[Data items]
[BEGIN]

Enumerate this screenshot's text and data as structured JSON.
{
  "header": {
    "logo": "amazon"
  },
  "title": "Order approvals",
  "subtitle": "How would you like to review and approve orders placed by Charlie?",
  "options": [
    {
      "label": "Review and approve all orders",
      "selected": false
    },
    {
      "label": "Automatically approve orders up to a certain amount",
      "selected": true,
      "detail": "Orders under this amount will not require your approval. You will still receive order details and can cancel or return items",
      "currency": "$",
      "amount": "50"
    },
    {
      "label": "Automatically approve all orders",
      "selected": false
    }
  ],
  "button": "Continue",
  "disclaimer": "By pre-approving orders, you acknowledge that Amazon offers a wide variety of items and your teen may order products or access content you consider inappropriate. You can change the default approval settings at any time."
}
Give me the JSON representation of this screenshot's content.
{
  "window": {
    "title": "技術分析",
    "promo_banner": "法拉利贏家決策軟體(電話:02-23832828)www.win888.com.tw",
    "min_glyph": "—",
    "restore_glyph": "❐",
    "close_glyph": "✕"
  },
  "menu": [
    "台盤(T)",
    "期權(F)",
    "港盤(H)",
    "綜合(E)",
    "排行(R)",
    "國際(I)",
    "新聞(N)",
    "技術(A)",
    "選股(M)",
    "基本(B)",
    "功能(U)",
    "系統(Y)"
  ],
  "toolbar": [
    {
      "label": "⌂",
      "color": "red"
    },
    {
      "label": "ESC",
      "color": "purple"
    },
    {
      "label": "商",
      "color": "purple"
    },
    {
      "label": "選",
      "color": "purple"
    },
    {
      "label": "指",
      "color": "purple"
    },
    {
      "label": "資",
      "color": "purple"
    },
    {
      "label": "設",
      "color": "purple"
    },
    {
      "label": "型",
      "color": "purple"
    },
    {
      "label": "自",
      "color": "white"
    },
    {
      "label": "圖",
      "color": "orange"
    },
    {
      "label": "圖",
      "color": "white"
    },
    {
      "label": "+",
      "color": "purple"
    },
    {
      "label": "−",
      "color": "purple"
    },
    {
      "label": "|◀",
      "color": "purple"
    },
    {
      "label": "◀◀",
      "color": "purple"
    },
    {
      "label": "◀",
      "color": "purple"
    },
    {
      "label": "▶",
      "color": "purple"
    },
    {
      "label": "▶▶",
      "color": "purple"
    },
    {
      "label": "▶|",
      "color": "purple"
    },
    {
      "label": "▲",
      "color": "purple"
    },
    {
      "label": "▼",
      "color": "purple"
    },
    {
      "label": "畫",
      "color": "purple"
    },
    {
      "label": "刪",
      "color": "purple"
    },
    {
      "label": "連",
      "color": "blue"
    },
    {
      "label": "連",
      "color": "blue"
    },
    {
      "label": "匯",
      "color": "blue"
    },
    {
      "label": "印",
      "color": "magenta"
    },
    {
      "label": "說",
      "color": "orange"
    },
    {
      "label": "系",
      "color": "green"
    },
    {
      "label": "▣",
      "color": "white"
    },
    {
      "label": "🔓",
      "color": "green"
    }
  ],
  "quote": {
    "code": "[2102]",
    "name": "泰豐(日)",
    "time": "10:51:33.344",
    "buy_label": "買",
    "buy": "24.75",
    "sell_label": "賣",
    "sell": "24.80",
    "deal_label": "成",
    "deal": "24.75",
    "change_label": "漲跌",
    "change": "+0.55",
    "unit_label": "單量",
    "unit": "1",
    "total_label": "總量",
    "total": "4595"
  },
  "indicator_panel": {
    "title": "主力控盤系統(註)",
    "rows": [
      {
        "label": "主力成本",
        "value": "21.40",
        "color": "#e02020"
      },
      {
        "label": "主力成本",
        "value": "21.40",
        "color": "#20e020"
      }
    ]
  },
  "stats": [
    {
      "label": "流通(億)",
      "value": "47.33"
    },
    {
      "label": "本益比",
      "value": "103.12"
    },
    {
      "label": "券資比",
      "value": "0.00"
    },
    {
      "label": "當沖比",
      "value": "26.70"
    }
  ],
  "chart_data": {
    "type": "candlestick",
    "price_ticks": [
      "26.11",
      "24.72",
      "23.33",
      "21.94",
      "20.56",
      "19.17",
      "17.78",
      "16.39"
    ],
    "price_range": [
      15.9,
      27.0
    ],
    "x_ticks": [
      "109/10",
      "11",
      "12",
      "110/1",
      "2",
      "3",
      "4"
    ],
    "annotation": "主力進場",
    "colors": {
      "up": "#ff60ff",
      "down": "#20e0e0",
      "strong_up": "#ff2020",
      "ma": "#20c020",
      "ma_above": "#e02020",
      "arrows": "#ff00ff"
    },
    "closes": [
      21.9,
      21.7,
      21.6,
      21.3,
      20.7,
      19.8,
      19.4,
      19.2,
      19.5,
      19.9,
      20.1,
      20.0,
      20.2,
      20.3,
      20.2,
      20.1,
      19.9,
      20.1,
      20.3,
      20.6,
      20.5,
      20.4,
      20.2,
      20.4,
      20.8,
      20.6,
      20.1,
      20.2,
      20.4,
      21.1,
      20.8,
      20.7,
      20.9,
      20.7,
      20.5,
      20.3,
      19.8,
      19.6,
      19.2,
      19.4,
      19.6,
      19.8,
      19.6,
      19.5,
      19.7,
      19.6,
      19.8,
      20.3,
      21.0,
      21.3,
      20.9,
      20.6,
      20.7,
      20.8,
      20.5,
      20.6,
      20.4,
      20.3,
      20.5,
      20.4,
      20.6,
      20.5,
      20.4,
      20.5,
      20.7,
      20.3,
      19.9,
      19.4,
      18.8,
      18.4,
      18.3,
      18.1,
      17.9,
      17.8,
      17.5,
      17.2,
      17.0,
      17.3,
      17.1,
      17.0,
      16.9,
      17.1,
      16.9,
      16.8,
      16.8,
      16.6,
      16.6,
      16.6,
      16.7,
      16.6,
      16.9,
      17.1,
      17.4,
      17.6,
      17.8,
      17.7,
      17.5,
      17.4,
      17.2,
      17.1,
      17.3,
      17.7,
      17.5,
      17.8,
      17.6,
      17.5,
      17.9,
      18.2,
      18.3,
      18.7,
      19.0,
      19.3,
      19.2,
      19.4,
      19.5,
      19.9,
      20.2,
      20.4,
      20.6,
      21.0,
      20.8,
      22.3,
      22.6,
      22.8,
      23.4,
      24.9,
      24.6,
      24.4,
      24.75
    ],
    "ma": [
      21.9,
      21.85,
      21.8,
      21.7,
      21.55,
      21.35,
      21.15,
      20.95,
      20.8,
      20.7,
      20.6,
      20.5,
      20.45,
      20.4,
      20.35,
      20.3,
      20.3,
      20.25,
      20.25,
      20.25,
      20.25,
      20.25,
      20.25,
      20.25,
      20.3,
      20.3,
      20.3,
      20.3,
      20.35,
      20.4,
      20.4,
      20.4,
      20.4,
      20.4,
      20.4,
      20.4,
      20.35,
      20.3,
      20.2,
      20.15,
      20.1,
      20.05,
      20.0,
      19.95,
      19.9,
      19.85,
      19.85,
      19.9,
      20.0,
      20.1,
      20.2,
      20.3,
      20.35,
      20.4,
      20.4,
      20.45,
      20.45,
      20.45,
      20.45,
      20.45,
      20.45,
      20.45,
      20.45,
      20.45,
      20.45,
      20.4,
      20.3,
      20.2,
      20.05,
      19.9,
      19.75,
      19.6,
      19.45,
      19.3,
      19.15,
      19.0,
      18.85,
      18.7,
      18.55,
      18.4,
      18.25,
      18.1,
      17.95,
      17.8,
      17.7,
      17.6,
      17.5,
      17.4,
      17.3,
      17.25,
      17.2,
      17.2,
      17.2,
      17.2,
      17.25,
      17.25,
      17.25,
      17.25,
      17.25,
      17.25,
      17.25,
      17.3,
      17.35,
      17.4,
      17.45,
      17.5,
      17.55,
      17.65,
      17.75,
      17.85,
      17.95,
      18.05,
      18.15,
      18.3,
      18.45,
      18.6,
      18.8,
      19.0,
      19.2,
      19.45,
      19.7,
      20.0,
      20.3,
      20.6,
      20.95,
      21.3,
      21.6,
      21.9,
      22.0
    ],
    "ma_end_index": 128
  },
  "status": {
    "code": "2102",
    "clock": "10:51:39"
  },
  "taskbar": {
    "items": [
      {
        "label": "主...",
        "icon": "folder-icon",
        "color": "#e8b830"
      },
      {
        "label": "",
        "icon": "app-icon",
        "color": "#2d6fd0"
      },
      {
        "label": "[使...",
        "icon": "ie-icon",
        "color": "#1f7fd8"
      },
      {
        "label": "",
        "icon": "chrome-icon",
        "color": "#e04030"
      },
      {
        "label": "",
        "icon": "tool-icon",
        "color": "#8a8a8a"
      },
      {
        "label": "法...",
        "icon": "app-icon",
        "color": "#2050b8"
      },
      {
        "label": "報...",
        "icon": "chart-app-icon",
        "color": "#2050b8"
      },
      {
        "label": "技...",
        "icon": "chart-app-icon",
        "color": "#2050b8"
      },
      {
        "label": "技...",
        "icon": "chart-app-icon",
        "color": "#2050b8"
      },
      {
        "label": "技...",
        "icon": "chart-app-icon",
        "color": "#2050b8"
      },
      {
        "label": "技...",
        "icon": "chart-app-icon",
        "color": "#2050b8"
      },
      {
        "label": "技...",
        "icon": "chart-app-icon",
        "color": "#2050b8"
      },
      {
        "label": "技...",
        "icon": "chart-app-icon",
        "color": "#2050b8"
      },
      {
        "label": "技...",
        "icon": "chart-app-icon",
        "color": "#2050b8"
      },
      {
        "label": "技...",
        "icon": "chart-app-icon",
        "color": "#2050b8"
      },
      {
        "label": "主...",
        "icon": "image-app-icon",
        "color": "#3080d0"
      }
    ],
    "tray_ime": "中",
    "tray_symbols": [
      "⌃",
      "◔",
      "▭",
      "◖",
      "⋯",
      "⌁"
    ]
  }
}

[END]

• [REQUIREMENTS] Pull every line containing the word "amount" out of the material.

• [PROBLEM SOLUTION]
      "label": "Automatically approve orders up to a certain amount",
      "detail": "Orders under this amount will not require your approval. You will still receive order details and can cancel or return items",
      "amount": "50"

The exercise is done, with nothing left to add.